PROBLEM 1: In the post below about the day after the trip, why did Meggan give the one-day tour of Council Bluffs and Omaha by herself? Answer in one to three sentences.

SELECTION:
============
Monday, October 3, 2011

The Day After

September 23: As always, there is a day after, unless y0u die, then yours is canceled. My flight home wasn't scheduled until five a.m. Saturday morning, so since I was not yet hanging with Kenny (those bastards!) there was the matter of twenty four hours left to kill before departure.
The baking and alcohol dispensing industries both required Dan's services, meaning Meggan was left alone to administer the one day grand tour of Council Bluffs and Omaha. She first took us to Hot Shops, where Dan's brother Chris plies his trade as a metal-worker with serious artistic chops. He is the man responsible for the iron work outside O'Leaver's.
Housed in an old warehouse, Hot Shops is basically a gallery exhibiting an ever-shifting and varied series of pieces from local painters, photographers, sculptors, and other artistic types. There are also work spaces where creators like Chris craft their handiwork.
Following an hour of awestruck wandering amidst the genius of creative minds we picked up Sherman (Dan and Meggan's canine) and headed over to the Hitchcock Nature Center. On the way I saw my first black squirrel. Council Bluffs is famous for the rare coloration. The city protects the squirrel vigorously. It is illegal here to "taunt, maim, kill, annoy or otherwise disturb a black squirrel." You should also not taunt super happy fun ball.
============
Bounding box notes
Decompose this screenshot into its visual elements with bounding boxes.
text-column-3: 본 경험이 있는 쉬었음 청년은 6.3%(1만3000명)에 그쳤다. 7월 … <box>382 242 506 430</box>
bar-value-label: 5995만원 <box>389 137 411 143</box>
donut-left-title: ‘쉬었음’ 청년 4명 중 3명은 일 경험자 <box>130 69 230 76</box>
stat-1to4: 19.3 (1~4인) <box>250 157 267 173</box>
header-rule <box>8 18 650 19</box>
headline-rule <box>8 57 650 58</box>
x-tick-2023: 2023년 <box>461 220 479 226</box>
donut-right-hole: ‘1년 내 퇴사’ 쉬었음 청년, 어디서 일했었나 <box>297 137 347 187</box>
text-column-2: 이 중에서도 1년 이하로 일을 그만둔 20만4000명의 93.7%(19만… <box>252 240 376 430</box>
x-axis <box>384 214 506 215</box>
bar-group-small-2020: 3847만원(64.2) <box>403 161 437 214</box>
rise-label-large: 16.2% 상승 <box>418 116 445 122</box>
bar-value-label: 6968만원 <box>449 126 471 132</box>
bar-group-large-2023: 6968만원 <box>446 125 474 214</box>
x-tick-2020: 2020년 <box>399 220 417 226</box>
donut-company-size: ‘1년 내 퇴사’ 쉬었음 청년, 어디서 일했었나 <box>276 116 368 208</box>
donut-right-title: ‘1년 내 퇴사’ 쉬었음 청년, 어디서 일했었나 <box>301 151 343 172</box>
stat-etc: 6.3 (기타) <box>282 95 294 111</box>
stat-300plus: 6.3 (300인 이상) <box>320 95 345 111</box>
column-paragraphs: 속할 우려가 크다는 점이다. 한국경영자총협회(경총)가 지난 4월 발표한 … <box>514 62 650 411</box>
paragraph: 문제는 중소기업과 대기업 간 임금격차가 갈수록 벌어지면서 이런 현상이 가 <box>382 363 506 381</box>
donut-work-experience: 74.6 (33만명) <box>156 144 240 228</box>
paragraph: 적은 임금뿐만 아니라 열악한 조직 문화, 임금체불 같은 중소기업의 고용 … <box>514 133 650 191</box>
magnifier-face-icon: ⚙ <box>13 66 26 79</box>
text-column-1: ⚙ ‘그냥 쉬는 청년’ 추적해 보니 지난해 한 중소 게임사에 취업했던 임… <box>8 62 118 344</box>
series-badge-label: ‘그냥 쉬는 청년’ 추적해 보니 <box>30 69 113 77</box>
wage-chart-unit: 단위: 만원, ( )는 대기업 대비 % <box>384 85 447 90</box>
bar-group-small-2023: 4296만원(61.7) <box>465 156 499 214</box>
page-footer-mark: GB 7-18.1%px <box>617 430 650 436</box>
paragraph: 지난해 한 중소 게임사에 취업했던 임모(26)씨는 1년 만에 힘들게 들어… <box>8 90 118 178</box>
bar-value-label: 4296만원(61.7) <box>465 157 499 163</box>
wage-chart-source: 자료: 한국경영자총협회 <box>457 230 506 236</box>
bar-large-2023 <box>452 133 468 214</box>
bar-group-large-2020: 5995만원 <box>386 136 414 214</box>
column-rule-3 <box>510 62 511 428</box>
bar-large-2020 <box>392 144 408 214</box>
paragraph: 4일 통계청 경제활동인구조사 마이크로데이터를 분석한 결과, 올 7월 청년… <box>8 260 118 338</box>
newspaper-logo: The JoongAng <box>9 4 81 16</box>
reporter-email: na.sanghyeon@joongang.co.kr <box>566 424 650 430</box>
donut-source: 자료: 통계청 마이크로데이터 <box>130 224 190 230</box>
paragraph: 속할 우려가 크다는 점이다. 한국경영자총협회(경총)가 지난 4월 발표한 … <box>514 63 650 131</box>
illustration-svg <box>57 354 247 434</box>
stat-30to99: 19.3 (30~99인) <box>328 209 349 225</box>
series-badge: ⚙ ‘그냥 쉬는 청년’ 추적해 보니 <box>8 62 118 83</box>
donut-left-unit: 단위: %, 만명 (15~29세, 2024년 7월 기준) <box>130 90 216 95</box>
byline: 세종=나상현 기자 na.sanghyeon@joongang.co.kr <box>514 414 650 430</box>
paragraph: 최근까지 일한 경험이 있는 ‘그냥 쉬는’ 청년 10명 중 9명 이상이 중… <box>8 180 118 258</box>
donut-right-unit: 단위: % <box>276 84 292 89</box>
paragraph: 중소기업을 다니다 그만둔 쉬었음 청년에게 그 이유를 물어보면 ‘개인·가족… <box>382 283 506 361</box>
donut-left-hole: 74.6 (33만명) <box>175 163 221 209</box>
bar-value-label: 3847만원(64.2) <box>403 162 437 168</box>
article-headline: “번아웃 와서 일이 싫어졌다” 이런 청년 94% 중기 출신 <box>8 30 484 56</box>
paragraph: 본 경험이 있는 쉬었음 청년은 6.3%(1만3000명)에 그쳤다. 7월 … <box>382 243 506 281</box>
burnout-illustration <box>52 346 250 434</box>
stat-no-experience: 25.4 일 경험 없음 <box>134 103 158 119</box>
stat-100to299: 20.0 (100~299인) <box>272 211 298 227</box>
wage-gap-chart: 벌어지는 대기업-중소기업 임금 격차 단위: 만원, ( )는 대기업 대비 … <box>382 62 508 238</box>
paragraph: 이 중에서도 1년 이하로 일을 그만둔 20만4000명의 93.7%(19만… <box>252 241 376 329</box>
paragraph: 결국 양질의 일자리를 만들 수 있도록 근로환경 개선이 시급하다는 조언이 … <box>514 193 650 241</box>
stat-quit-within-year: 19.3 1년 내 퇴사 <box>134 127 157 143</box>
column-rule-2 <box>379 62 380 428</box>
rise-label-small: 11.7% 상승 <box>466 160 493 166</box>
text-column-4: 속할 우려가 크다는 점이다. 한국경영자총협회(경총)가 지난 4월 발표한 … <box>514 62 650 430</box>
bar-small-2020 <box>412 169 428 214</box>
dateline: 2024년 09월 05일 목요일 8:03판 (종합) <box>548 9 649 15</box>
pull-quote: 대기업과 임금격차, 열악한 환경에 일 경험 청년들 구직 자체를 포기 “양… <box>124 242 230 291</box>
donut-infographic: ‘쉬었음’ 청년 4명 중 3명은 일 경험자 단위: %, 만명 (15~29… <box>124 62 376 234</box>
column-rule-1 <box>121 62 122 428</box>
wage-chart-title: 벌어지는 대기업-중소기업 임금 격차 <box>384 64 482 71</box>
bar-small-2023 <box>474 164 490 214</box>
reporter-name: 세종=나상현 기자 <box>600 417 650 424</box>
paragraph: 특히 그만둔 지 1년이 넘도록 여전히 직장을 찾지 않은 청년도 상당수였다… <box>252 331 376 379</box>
============
PROBLEM 2: Print the records from their first line through the line containing "stat-1to4: 19.3 (1~4인)", including both of those lines.

WRITTEN SOLUTION 1: Meggan gave the tour alone because Dan was needed for work in the baking and alcohol dispensing businesses.

WRITTEN SOLUTION 2:
Decompose this screenshot into its visual elements with bounding boxes.
text-column-3: 본 경험이 있는 쉬었음 청년은 6.3%(1만3000명)에 그쳤다. 7월 … <box>382 242 506 430</box>
bar-value-label: 5995만원 <box>389 137 411 143</box>
donut-left-title: ‘쉬었음’ 청년 4명 중 3명은 일 경험자 <box>130 69 230 76</box>
stat-1to4: 19.3 (1~4인) <box>250 157 267 173</box>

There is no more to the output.